**WHAT YOU WILL DO:**
Gather the lines that hold the string "value".

**DATASET ENTRIES:**
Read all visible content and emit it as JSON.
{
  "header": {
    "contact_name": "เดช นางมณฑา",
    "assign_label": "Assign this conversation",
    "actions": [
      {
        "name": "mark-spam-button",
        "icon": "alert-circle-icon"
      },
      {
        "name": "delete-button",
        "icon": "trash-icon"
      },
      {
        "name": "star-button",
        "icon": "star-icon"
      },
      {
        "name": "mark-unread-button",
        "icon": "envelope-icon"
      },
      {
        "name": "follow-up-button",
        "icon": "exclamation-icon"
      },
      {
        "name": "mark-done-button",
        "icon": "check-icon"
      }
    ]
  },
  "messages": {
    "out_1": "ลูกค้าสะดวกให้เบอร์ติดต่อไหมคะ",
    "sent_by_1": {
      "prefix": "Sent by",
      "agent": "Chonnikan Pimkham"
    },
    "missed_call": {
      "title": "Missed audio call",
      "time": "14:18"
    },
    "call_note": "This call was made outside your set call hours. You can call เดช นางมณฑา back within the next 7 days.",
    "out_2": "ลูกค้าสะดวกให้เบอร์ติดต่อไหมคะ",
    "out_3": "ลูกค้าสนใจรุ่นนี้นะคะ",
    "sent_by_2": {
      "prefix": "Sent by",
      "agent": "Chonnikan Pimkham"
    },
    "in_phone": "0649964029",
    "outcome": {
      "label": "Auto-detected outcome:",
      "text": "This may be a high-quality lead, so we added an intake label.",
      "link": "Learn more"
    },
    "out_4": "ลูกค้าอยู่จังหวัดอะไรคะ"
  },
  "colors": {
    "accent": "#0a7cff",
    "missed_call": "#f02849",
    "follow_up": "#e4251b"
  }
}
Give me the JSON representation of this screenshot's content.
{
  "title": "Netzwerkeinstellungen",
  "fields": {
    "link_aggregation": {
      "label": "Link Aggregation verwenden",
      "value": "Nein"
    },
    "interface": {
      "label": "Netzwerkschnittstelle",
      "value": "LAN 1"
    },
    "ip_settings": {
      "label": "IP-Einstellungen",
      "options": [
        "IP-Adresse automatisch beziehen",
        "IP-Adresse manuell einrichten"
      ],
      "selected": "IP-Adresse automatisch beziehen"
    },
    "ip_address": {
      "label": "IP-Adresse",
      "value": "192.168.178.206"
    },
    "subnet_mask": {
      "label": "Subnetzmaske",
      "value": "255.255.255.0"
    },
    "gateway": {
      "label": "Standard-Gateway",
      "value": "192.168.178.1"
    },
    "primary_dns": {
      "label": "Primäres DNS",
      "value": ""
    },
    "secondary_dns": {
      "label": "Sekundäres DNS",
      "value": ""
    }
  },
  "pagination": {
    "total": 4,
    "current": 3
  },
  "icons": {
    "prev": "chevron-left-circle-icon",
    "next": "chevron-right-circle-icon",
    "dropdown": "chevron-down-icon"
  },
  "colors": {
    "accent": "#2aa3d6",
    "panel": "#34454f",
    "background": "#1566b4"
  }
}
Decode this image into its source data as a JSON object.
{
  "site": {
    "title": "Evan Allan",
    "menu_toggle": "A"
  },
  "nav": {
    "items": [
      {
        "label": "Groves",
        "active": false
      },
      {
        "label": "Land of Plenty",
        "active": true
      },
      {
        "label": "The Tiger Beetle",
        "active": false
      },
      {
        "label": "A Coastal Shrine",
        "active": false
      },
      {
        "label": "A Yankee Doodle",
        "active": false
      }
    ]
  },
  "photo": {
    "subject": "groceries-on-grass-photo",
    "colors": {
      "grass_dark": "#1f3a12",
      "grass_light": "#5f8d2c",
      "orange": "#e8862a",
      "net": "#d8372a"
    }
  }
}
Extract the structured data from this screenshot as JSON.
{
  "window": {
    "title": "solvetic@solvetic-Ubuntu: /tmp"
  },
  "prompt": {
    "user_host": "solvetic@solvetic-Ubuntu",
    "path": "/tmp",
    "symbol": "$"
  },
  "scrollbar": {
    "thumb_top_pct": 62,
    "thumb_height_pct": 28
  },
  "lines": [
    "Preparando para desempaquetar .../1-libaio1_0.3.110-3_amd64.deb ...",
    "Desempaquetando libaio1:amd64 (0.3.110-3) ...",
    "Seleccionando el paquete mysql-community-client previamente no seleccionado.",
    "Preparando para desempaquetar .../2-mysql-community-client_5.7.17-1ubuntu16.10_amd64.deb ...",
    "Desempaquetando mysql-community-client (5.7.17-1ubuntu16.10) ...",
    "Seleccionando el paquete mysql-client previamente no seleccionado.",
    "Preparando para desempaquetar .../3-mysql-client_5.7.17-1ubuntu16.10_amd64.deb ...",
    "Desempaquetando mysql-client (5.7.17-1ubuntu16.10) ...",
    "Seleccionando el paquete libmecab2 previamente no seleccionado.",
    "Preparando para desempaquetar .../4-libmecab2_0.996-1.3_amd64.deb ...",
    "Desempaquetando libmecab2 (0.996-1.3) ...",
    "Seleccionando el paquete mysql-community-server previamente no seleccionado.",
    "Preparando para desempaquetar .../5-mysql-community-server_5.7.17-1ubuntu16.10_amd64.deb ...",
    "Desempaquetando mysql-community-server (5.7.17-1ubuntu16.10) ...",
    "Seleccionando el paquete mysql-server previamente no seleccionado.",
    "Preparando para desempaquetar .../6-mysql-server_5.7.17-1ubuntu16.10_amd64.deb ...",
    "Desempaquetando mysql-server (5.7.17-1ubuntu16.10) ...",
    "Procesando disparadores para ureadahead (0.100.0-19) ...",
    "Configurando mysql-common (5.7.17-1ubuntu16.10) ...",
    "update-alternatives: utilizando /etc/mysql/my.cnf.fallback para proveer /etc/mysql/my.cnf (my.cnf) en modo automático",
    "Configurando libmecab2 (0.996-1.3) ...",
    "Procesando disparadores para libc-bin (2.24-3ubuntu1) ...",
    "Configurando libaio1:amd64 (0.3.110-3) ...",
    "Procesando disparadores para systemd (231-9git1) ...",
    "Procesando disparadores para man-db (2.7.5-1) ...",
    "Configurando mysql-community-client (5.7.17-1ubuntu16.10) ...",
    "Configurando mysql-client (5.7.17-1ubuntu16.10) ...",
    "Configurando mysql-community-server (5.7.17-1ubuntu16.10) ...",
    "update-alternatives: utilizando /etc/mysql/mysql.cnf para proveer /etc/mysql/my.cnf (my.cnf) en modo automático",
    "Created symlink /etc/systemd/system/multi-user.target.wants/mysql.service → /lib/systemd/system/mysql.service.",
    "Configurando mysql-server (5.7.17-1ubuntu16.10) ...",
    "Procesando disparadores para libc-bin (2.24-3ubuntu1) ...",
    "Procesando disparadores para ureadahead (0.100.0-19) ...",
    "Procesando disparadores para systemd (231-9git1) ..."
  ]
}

**SOLUTION FOR THIS PROBLEM:**
      "value": "Nein"
      "value": "LAN 1"
      "value": "192.168.178.206"
      "value": "255.255.255.0"
      "value": "192.168.178.1"
      "value": ""
      "value": ""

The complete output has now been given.